[Data records]
########################################
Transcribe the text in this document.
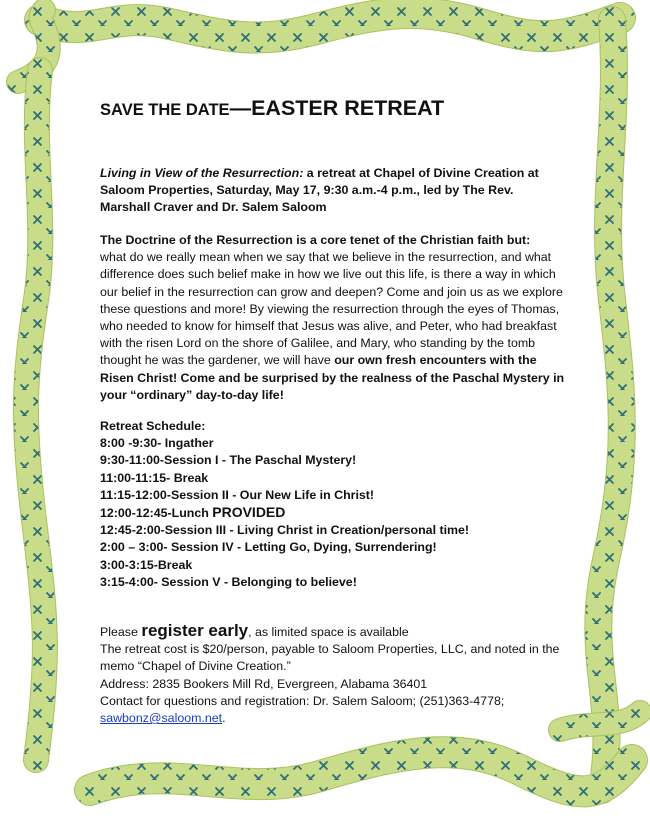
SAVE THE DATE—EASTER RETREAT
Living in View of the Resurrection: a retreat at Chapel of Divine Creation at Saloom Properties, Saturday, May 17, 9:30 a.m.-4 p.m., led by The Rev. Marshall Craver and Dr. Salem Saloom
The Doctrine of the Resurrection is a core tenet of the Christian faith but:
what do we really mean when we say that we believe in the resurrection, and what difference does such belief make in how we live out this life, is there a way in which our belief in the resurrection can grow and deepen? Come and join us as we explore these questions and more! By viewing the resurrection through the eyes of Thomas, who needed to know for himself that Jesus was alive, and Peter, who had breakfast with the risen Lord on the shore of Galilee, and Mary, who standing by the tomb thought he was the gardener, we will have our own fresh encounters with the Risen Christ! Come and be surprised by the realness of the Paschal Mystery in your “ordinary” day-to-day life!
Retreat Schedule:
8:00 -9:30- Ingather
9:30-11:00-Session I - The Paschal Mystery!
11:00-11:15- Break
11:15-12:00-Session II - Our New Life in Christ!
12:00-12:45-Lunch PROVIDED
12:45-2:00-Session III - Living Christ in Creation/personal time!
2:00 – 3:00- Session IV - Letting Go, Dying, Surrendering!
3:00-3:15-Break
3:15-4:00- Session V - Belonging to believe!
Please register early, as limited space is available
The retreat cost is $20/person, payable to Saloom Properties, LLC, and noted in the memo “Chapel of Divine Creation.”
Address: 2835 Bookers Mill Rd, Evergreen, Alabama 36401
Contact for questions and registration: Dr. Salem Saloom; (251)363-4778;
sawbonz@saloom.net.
########################################
*REQUIRED WORK*. In the material above, find each line that contains the word "Chapel", and select it.

*RIGHT ANSWER*.
Living in View of the Resurrection: a retreat at Chapel of Divine Creation at Saloom Properties, Saturday, May 17, 9:30 a.m.-4 p.m., led by The Rev. Marshall Craver and Dr. Salem Saloom
The retreat cost is $20/person, payable to Saloom Properties, LLC, and noted in the memo “Chapel of Divine Creation.”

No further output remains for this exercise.